• PROBLEM TO WORK ON
Determine how many lines in the records hold "treatment", and give that number with nothing added.

Recorded data

+ + + + + + +

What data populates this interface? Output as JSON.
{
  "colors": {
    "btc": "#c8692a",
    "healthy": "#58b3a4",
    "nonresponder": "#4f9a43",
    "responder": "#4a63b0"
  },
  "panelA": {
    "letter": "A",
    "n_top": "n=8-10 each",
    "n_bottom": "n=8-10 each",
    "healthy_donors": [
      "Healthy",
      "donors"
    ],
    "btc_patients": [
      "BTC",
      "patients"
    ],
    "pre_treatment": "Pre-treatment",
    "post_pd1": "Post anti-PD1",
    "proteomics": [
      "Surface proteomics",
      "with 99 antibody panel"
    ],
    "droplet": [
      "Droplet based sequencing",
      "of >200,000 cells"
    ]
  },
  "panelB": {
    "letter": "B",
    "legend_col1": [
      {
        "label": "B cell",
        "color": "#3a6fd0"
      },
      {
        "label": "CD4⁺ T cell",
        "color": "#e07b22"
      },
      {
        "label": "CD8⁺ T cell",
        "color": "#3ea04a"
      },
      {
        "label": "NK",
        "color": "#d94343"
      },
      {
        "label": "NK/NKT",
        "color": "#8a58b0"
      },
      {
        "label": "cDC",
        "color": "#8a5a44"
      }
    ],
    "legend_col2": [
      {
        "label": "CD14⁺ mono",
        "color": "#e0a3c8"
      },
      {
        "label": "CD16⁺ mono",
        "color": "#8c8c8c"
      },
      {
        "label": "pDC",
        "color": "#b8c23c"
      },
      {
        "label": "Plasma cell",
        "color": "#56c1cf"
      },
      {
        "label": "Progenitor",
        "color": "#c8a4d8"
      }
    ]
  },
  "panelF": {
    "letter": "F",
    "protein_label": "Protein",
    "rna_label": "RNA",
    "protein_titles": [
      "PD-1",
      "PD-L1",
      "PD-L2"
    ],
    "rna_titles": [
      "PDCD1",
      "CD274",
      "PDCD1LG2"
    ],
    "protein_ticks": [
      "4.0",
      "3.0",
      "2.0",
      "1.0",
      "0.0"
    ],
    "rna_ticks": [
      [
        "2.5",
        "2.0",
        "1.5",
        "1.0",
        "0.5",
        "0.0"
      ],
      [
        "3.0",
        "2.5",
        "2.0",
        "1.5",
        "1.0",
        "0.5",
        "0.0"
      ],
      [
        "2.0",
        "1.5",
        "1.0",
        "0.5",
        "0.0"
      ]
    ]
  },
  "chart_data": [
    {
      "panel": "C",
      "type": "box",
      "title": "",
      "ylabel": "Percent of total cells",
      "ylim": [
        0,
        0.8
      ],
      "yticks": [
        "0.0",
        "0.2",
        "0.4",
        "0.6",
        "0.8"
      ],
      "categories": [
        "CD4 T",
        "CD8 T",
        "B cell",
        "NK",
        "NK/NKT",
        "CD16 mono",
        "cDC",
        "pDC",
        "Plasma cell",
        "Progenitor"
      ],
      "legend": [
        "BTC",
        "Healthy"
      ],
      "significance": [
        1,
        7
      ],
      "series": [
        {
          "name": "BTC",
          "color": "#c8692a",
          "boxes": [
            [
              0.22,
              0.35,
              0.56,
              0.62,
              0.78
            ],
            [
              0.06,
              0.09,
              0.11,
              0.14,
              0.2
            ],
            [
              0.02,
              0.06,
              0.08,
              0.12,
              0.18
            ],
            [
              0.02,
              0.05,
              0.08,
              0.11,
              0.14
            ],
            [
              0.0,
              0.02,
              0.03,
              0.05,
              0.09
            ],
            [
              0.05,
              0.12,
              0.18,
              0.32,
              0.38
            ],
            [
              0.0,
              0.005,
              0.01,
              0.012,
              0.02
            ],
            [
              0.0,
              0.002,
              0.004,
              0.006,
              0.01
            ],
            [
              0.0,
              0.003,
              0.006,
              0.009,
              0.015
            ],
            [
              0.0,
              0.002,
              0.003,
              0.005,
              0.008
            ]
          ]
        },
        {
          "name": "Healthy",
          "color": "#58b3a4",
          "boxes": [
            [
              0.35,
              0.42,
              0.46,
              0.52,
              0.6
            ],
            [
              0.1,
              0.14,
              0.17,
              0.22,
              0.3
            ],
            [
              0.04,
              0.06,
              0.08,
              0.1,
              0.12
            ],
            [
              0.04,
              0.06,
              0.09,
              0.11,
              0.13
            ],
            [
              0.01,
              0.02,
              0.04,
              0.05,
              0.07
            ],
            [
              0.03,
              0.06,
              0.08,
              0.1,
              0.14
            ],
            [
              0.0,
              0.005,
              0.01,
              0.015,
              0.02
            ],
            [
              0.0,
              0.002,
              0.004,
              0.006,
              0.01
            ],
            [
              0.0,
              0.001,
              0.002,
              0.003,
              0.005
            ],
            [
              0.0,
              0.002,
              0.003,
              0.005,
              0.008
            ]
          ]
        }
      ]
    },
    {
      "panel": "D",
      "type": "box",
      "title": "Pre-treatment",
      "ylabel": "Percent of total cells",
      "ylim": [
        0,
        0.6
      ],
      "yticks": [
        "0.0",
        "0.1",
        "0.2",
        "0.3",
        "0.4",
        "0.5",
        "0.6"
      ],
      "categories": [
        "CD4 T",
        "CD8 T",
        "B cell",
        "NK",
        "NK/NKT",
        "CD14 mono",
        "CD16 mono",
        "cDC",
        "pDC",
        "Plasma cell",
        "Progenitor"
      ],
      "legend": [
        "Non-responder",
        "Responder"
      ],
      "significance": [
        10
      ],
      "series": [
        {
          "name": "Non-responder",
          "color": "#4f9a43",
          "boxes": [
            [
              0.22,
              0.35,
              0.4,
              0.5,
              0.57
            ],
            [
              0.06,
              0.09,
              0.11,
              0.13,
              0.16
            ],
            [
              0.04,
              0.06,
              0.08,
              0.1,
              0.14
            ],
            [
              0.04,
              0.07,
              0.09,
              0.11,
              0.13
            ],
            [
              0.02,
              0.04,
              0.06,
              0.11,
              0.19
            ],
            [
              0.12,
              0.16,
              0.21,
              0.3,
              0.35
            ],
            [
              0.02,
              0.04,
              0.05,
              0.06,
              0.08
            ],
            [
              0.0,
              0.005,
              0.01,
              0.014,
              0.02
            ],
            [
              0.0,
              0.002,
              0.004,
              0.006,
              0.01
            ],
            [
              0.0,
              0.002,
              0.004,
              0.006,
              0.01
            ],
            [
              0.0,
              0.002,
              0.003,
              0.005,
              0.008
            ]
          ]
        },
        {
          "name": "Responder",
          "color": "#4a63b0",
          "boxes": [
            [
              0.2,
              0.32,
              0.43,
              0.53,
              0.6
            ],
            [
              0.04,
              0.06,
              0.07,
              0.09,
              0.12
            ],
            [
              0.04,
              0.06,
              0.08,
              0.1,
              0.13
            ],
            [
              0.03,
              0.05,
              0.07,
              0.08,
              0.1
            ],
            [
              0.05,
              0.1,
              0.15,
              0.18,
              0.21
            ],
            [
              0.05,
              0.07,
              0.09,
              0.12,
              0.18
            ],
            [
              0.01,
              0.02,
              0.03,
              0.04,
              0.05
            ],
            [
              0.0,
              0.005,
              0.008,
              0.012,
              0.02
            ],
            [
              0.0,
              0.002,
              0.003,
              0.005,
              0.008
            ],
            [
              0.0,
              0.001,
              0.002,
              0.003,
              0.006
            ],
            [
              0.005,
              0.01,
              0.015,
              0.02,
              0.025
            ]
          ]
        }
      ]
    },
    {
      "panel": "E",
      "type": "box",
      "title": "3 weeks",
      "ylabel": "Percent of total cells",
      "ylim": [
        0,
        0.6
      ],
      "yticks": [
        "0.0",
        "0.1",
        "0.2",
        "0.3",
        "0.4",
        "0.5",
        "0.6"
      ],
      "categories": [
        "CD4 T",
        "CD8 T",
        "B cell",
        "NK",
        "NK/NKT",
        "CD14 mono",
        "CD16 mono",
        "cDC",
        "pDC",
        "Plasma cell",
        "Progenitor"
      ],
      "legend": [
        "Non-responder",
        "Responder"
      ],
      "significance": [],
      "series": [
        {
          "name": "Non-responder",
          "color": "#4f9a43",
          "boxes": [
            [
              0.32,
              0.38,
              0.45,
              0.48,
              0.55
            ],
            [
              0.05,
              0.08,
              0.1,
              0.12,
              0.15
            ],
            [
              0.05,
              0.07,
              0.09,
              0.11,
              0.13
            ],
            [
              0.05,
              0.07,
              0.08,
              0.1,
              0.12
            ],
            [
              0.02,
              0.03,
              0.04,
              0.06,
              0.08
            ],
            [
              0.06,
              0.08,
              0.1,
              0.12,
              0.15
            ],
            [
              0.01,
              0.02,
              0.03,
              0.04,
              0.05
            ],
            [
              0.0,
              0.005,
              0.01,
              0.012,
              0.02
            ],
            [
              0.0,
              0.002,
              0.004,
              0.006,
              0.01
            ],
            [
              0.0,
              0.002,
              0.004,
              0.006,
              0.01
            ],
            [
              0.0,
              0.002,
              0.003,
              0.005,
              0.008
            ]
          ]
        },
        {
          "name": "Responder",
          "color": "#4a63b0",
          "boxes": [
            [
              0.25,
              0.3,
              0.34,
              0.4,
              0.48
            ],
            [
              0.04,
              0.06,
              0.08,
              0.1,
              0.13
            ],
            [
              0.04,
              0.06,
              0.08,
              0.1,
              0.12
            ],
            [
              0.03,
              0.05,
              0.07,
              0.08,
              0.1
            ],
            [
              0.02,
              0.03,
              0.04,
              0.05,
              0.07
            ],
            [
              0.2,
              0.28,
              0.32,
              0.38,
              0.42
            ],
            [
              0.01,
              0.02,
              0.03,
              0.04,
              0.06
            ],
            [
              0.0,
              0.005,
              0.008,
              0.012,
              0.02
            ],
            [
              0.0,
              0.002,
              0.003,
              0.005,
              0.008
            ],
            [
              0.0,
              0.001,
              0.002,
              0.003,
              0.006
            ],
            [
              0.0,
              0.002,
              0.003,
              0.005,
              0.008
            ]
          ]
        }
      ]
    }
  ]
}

+ + + + + + +

• SOLUTION TO THE PROBLEM
2